* **Instruction**
Please transcribe the records precisely; pictures stay out of your copy.

* **Entries supplied**

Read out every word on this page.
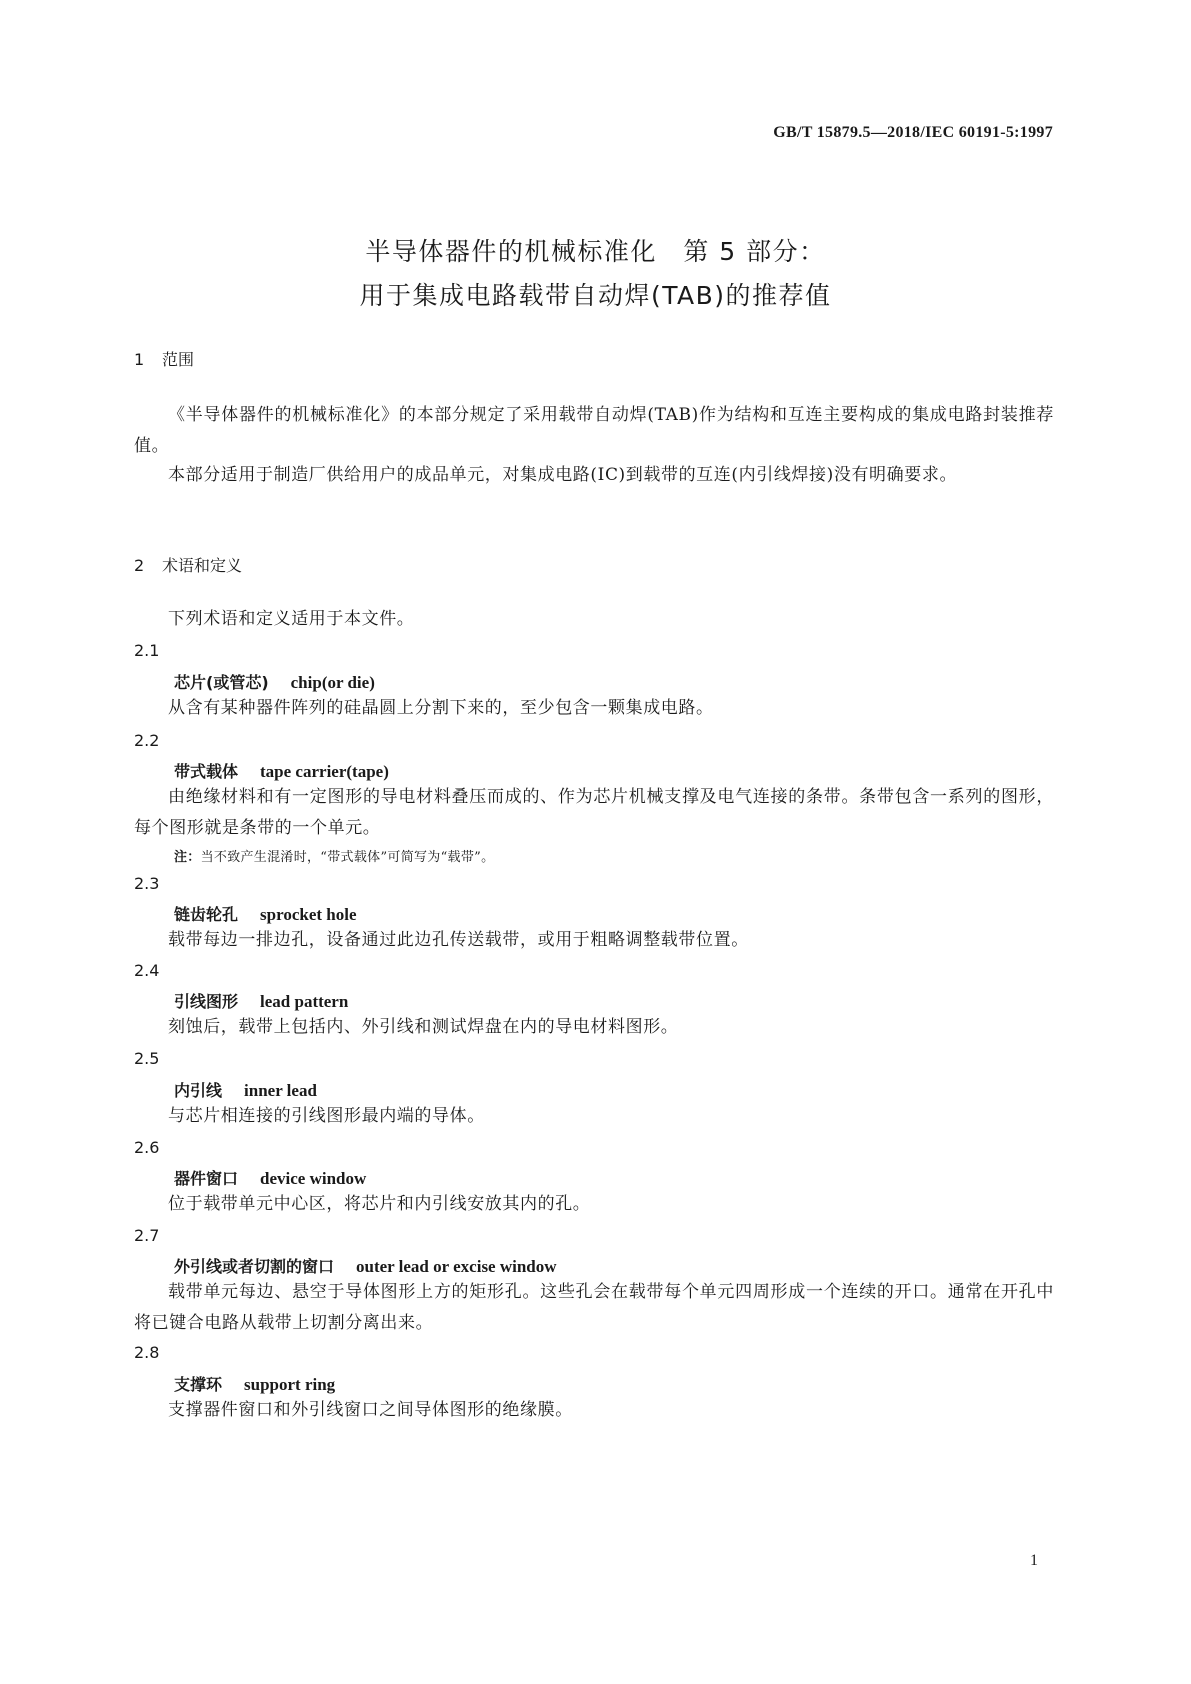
GB/T 15879.5—2018/IEC 60191-5:1997
半导体器件的机械标准化　第 5 部分：
用于集成电路载带自动焊(TAB)的推荐值
1 范围

《半导体器件的机械标准化》的本部分规定了采用载带自动焊(TAB)作为结构和互连主要构成的集成电路封装推荐值。

本部分适用于制造厂供给用户的成品单元，对集成电路(IC)到载带的互连(内引线焊接)没有明确要求。

2 术语和定义

下列术语和定义适用于本文件。

2.1
芯片(或管芯) chip(or die)

从含有某种器件阵列的硅晶圆上分割下来的，至少包含一颗集成电路。

2.2
带式载体 tape carrier(tape)

由绝缘材料和有一定图形的导电材料叠压而成的、作为芯片机械支撑及电气连接的条带。条带包含一系列的图形，每个图形就是条带的一个单元。

注：当不致产生混淆时，“带式载体”可简写为“载带”。
2.3
链齿轮孔 sprocket hole

载带每边一排边孔，设备通过此边孔传送载带，或用于粗略调整载带位置。

2.4
引线图形 lead pattern

刻蚀后，载带上包括内、外引线和测试焊盘在内的导电材料图形。

2.5
内引线 inner lead

与芯片相连接的引线图形最内端的导体。

2.6
器件窗口 device window

位于载带单元中心区，将芯片和内引线安放其内的孔。

2.7
外引线或者切割的窗口 outer lead or excise window

载带单元每边、悬空于导体图形上方的矩形孔。这些孔会在载带每个单元四周形成一个连续的开口。通常在开孔中将已键合电路从载带上切割分离出来。

2.8
支撑环 support ring

支撑器件窗口和外引线窗口之间导体图形的绝缘膜。

1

* **Answer to the task**
Read out every word on this page.
GB/T 15879.5—2018/IEC 60191-5:1997
半导体器件的机械标准化　第 5 部分：
用于集成电路载带自动焊(TAB)的推荐值
1 范围

《半导体器件的机械标准化》的本部分规定了采用载带自动焊(TAB)作为结构和互连主要构成的集成电路封装推荐值。

本部分适用于制造厂供给用户的成品单元，对集成电路(IC)到载带的互连(内引线焊接)没有明确要求。

2 术语和定义

下列术语和定义适用于本文件。

2.1
芯片(或管芯) chip(or die)

从含有某种器件阵列的硅晶圆上分割下来的，至少包含一颗集成电路。

2.2
带式载体 tape carrier(tape)

由绝缘材料和有一定图形的导电材料叠压而成的、作为芯片机械支撑及电气连接的条带。条带包含一系列的图形，每个图形就是条带的一个单元。

注：当不致产生混淆时，“带式载体”可简写为“载带”。
2.3
链齿轮孔 sprocket hole

载带每边一排边孔，设备通过此边孔传送载带，或用于粗略调整载带位置。

2.4
引线图形 lead pattern

刻蚀后，载带上包括内、外引线和测试焊盘在内的导电材料图形。

2.5
内引线 inner lead

与芯片相连接的引线图形最内端的导体。

2.6
器件窗口 device window

位于载带单元中心区，将芯片和内引线安放其内的孔。

2.7
外引线或者切割的窗口 outer lead or excise window

载带单元每边、悬空于导体图形上方的矩形孔。这些孔会在载带每个单元四周形成一个连续的开口。通常在开孔中将已键合电路从载带上切割分离出来。

2.8
支撑环 support ring

支撑器件窗口和外引线窗口之间导体图形的绝缘膜。

1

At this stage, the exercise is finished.